** start Excerpt **

Anyway here is the right one : ^(http(s?)\:\/\/|~/|/)?([a-zA-Z]{1}([\w\-]+\.)+([\w]{2,5}))(:[\d]{1,5})?/?(\w+\.[\w]{3,4})?((\?\w+=\w+)?(&\w+=\w+)*)?

A full url validation would include resolving names through dns or making a webrequest to the provided url to see if we get a 200 response. The only way to be sure is to test if it is there in my opinion.

Thanks Simeon.

And for those who really want the ftp validation : ^((ht|f)tp(s?)\:\/\/|~/|/)?([\w]+:\w+@)?([a-zA-Z]{1}([\w\-]+\.)+([\w]{2,5}))(:[\d]{1,5})?/?(\w+\.[\w]{3,4})?((\?\w+=\w+)?(&\w+=\w+)*)?

I am not sure about numbers in the username but I believe you can have a username of numbers alone.

Comments don’t seem to work on this blog engine.. so just send me a mail through the contact form. thanks

Two days later …

I discovered there is still a problem with my regular expressions… folders don’t get parsed.

I’ve solved the path issue, so now it should be finding all url’s

Expression:

^((ht|f)tp(s?)\:\/\/|~/|/)?([\w]+:\w+@)?([a-zA-Z]{1}([\w\-]+\.)+([\w]{2,5}))(:[\d]{1,5})?((/?\w+/)+|/?)(\w+\.[\w]{3,4})?((\?\w+=\w+)?(&\w+=\w+)*)?

** end Excerpt **

### Objective
Answer these questions from the excerpt above:
1. Besides making a web request, what does the excerpt say a full URL validation would include?
2. What problem with the regular expressions did the writer find two days later?
3. Since comments don't seem to work, how does the writer ask readers to get in touch?

** start Raw data **

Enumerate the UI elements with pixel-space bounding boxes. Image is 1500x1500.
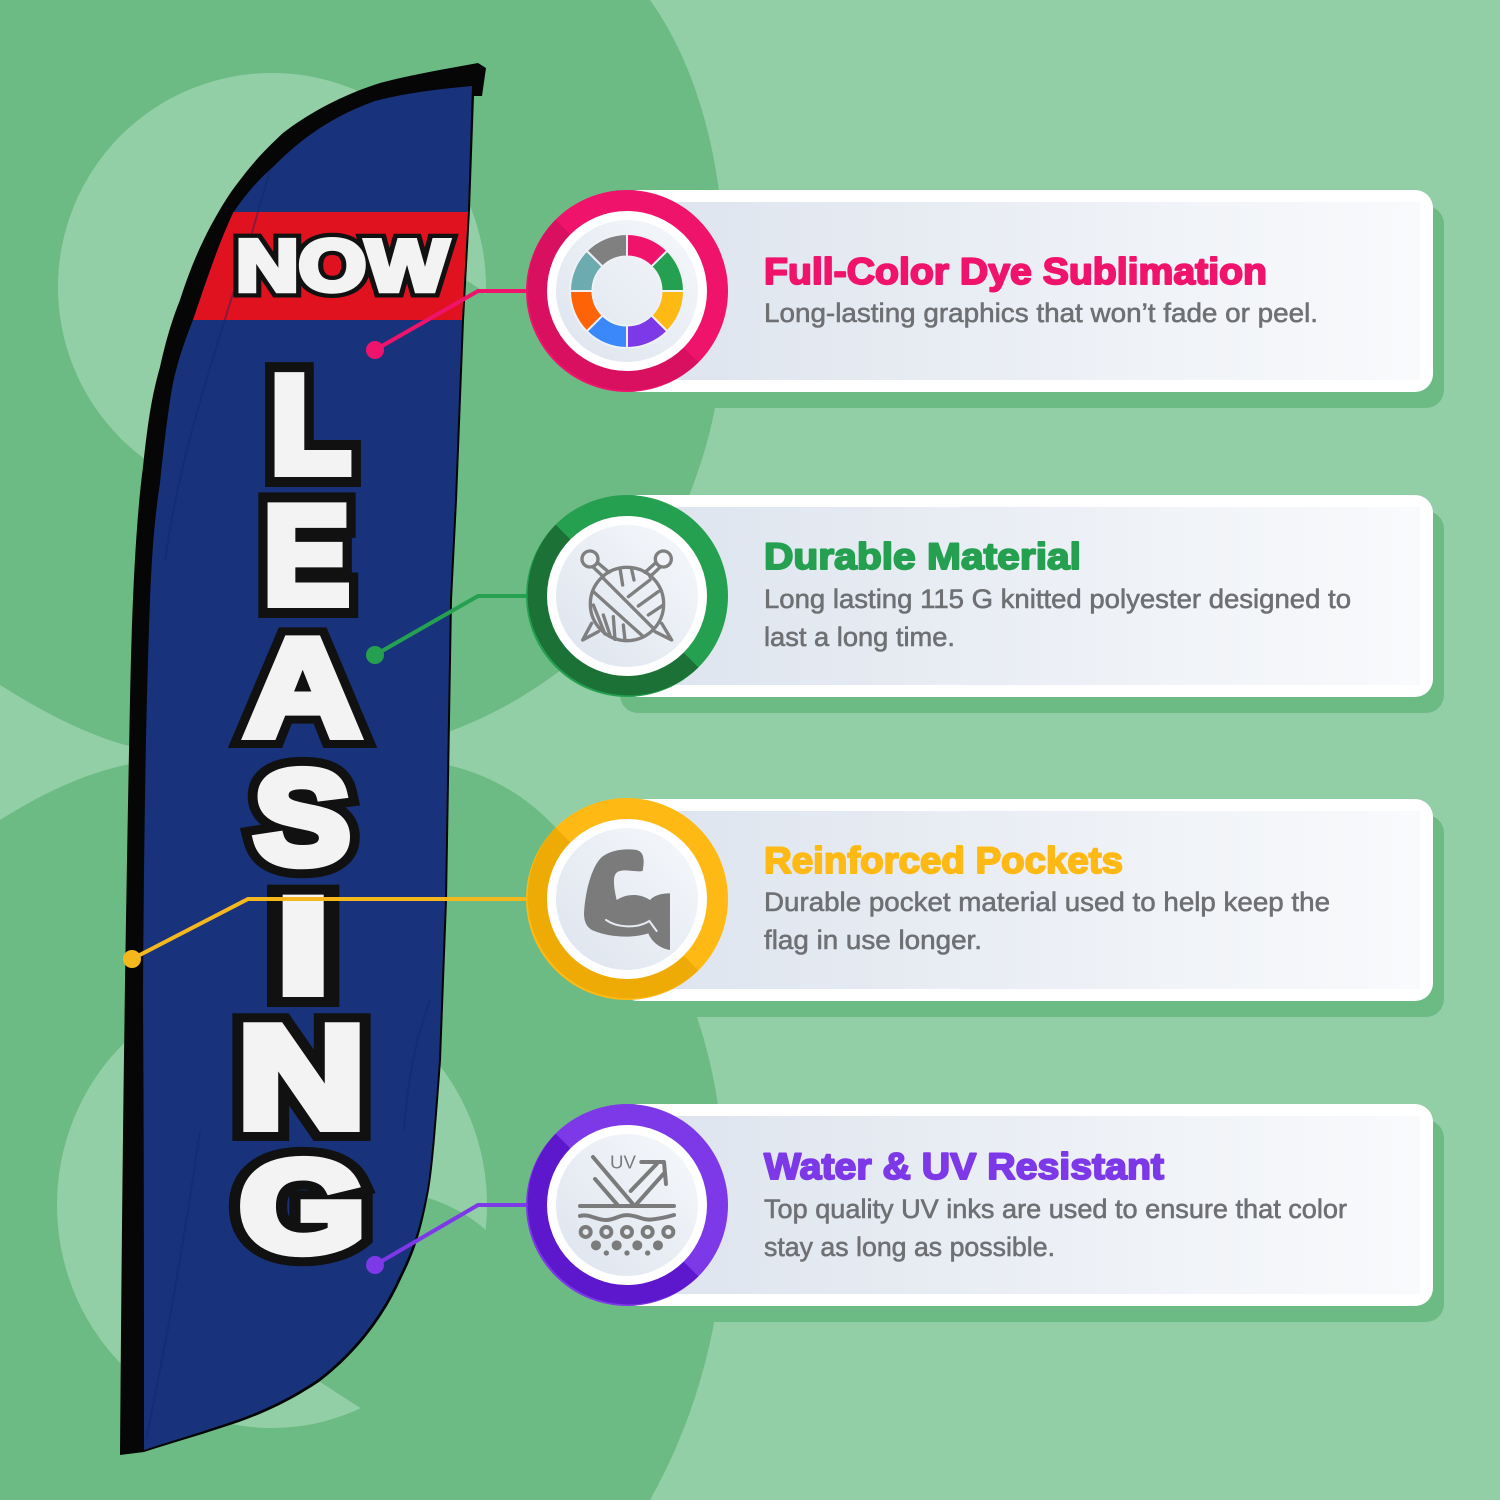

** end Raw data **

### Exercise solution
1. Resolving names through DNS.
2. Folders don't get parsed.
3. By sending a mail through the contact form.